Part of a data file:
-- Start --

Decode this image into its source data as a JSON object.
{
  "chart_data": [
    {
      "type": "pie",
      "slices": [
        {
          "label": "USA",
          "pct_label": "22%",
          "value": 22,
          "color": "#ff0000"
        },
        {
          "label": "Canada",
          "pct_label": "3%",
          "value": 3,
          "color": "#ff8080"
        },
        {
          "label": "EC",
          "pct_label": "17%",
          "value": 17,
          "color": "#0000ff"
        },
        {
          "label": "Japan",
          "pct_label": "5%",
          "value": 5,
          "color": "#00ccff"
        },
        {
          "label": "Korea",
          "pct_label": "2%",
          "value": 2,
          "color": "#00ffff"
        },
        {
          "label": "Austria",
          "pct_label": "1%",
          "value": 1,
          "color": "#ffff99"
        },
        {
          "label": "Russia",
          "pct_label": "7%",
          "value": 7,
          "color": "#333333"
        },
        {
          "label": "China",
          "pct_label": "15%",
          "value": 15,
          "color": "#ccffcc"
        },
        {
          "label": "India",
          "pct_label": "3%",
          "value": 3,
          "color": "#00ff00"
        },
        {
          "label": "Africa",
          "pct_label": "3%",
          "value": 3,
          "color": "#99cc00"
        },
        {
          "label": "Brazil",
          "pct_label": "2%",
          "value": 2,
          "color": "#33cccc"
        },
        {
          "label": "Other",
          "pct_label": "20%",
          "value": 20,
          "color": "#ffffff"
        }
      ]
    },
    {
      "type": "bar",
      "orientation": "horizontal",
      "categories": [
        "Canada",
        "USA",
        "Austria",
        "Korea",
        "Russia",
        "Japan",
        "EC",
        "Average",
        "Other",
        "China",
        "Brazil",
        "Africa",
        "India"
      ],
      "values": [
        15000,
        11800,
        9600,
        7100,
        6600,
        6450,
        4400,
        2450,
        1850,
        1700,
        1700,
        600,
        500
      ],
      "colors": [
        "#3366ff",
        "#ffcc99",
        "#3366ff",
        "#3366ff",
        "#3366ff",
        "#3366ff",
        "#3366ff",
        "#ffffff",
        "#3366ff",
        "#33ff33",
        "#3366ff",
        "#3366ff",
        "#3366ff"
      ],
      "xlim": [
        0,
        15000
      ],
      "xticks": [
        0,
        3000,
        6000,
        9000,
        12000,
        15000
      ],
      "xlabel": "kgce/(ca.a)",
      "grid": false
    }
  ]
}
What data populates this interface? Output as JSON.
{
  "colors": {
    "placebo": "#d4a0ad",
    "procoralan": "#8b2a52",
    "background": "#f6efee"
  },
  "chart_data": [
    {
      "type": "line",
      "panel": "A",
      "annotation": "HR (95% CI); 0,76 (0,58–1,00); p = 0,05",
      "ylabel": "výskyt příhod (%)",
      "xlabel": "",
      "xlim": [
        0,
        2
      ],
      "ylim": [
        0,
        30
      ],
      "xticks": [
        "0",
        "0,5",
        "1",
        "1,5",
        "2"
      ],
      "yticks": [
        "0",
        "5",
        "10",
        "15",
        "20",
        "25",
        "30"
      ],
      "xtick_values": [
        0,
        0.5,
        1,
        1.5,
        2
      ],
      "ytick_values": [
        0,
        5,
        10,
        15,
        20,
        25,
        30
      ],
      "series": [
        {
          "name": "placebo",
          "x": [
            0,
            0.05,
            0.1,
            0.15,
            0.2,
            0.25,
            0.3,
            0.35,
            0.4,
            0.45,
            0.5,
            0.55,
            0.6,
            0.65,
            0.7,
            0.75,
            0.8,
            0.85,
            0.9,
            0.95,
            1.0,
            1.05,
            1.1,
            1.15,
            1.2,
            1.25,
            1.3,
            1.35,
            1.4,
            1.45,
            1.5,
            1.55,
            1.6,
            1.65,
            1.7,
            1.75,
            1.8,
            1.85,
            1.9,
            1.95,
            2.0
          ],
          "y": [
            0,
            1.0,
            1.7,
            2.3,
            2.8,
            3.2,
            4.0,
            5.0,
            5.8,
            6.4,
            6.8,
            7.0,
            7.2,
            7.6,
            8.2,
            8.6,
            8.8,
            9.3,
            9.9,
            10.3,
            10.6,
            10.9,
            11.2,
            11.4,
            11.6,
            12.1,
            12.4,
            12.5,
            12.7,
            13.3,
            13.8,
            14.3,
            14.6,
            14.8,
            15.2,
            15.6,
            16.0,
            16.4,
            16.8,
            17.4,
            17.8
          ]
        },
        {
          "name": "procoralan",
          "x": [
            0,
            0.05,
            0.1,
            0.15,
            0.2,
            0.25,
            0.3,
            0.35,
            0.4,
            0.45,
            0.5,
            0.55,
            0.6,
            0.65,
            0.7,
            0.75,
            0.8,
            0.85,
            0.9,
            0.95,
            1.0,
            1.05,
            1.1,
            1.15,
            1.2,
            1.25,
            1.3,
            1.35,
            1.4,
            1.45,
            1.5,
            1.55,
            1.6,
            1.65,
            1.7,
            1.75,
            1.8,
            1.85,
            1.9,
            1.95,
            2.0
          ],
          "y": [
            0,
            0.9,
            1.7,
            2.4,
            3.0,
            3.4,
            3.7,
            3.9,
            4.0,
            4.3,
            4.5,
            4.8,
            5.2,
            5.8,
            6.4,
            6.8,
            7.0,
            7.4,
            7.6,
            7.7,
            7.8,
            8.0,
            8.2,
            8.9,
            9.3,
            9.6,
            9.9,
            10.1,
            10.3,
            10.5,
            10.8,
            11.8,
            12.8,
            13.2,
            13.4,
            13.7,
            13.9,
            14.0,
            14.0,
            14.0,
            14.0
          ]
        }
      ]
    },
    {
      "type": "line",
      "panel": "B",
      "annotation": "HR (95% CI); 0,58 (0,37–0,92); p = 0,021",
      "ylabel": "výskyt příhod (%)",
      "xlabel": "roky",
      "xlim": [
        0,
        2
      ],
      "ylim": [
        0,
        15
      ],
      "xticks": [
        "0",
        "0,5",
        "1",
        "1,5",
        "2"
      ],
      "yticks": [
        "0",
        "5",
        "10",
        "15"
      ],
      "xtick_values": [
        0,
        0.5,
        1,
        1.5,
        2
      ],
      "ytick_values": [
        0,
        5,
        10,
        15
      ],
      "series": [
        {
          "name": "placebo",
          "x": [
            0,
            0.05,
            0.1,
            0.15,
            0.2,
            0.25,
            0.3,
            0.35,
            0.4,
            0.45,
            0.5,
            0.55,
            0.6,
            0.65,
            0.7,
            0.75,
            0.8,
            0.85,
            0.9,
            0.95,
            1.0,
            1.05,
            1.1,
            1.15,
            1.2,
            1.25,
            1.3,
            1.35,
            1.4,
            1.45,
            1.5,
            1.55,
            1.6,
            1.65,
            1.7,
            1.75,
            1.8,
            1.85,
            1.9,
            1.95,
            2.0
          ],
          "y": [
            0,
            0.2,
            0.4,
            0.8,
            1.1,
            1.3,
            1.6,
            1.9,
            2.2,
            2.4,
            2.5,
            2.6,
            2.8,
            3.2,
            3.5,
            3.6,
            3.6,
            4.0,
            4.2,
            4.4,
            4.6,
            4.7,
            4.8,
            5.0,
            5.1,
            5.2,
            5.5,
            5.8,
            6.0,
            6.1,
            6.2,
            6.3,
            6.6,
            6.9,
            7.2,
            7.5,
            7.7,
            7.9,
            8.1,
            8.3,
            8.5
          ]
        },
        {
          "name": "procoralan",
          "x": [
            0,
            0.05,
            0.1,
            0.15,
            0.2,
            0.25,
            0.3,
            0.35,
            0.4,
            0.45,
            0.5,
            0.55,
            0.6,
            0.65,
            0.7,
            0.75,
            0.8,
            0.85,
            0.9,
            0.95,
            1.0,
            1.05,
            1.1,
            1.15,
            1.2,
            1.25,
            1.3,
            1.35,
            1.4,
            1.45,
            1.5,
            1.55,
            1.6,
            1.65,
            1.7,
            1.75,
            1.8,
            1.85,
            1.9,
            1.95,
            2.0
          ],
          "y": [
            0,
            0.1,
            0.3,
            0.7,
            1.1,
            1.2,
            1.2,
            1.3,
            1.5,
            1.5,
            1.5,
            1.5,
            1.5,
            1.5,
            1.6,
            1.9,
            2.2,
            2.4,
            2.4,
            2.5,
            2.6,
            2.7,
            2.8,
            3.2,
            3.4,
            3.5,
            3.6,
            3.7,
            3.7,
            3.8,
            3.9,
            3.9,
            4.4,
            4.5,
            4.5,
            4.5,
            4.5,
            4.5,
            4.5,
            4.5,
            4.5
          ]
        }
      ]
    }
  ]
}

-- End --

Pull out all lines containing the word "this" from the entries above.

Decode this image into its source data as a JSON object.
What data populates this interface? Output as JSON.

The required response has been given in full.